__Task goal__. Return a copy of every line in the records that includes the word "因为他们的无悔".

__Recorded information__.
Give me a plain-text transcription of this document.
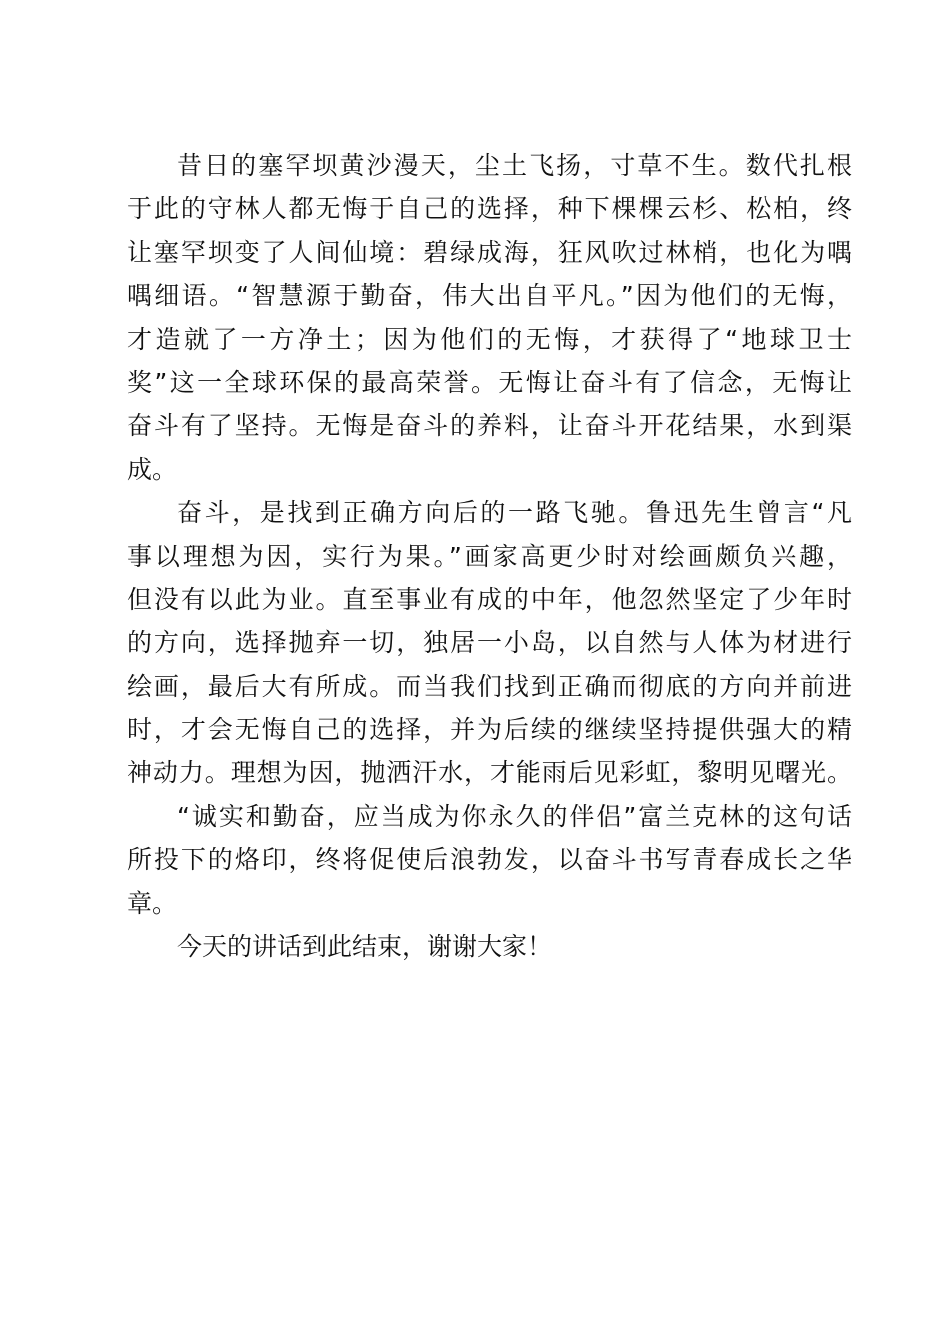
昔日的塞罕坝黄沙漫天，尘土飞扬，寸草不生。数代扎根
于此的守林人都无悔于自己的选择，种下棵棵云杉、松柏，终
让塞罕坝变了人间仙境：碧绿成海，狂风吹过林梢，也化为喁
喁细语。“智慧源于勤奋，伟大出自平凡。”因为他们的无悔，
才造就了一方净土；因为他们的无悔，才获得了“地球卫士
奖”这一全球环保的最高荣誉。无悔让奋斗有了信念，无悔让
奋斗有了坚持。无悔是奋斗的养料，让奋斗开花结果，水到渠
成。
奋斗，是找到正确方向后的一路飞驰。鲁迅先生曾言“凡
事以理想为因，实行为果。”画家高更少时对绘画颇负兴趣，
但没有以此为业。直至事业有成的中年，他忽然坚定了少年时
的方向，选择抛弃一切，独居一小岛，以自然与人体为材进行
绘画，最后大有所成。而当我们找到正确而彻底的方向并前进
时，才会无悔自己的选择，并为后续的继续坚持提供强大的精
神动力。理想为因，抛洒汗水，才能雨后见彩虹，黎明见曙光。
“诚实和勤奋，应当成为你永久的伴侣”富兰克林的这句话
所投下的烙印，终将促使后浪勃发，以奋斗书写青春成长之华
章。
今天的讲话到此结束，谢谢大家！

__Response for this exercise__.
喁细语。“智慧源于勤奋，伟大出自平凡。”因为他们的无悔，
才造就了一方净土；因为他们的无悔，才获得了“地球卫士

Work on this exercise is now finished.